-- Material for this exercise --
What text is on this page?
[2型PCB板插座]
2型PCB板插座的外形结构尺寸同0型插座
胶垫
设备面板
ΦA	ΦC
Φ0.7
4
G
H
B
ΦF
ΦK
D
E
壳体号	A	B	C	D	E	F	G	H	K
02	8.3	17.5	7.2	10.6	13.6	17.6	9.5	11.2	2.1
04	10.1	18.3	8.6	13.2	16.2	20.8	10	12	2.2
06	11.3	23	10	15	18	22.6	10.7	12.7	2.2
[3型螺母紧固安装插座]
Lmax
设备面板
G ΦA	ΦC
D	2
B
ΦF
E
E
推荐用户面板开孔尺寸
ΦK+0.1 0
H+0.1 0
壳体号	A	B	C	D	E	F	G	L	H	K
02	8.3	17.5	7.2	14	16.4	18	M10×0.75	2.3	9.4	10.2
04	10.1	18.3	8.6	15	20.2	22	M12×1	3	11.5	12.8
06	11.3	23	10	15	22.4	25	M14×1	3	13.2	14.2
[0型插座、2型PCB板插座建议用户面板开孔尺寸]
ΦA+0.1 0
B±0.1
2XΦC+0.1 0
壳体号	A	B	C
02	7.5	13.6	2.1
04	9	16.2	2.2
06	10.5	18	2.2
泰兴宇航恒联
==
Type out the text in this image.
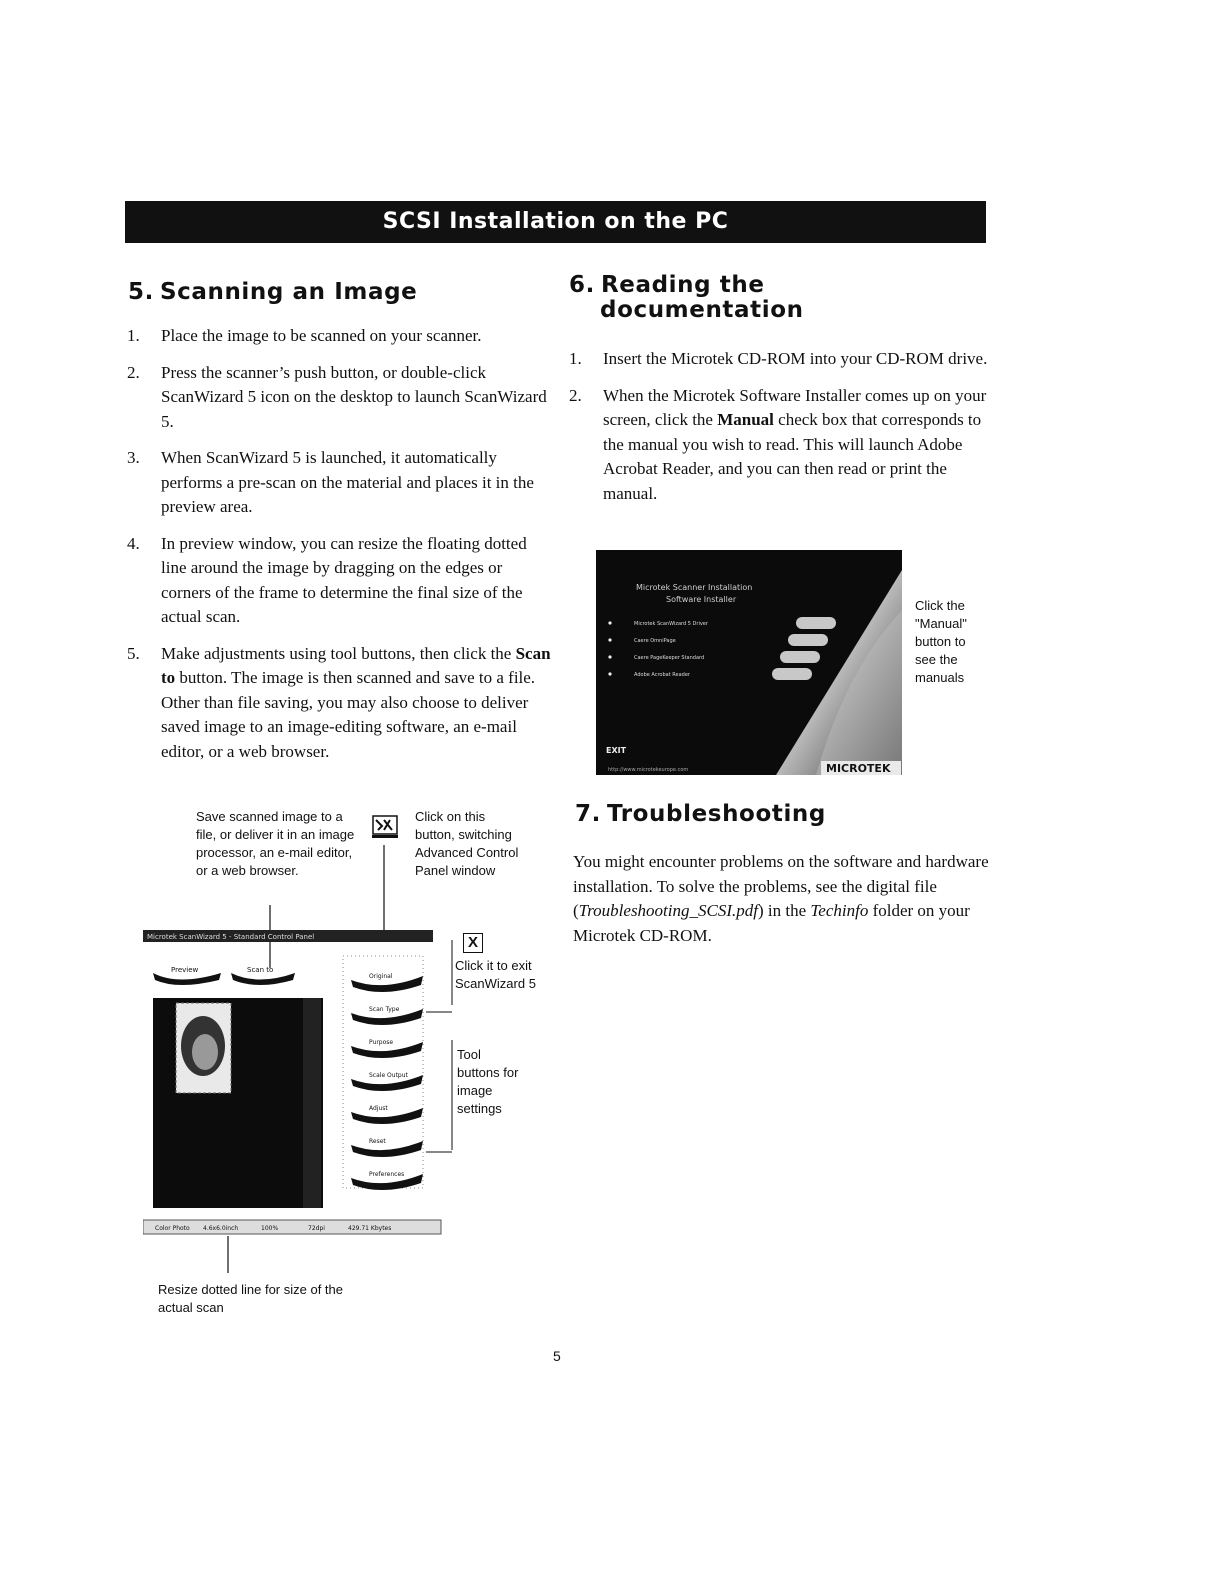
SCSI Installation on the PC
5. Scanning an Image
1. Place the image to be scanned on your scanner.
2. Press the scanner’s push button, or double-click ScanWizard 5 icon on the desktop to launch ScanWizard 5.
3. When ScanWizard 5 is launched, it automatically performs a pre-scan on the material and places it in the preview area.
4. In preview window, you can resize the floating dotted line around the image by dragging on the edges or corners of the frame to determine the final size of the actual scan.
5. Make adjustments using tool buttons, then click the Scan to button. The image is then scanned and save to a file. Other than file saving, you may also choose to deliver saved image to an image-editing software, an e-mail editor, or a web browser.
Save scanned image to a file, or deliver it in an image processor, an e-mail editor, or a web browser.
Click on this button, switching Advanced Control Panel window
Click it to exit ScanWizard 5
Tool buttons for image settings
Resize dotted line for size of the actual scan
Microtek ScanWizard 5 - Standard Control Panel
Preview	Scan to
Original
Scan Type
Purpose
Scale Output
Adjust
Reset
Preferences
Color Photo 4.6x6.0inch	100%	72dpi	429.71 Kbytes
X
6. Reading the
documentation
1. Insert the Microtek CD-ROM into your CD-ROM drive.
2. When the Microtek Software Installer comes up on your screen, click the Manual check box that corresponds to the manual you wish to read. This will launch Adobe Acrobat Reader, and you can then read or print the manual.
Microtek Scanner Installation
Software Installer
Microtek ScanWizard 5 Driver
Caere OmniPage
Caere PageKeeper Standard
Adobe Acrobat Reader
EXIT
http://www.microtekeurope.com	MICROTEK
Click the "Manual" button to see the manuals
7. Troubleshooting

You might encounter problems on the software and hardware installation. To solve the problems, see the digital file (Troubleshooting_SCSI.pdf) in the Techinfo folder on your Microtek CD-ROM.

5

-- Set problem --
List each line in the listing that contains the string "Reader".

-- Answer to this exercise --
2. When the Microtek Software Installer comes up on your screen, click the Manual check box that corresponds to the manual you wish to read. This will launch Adobe Acrobat Reader, and you can then read or print the manual.
Adobe Acrobat Reader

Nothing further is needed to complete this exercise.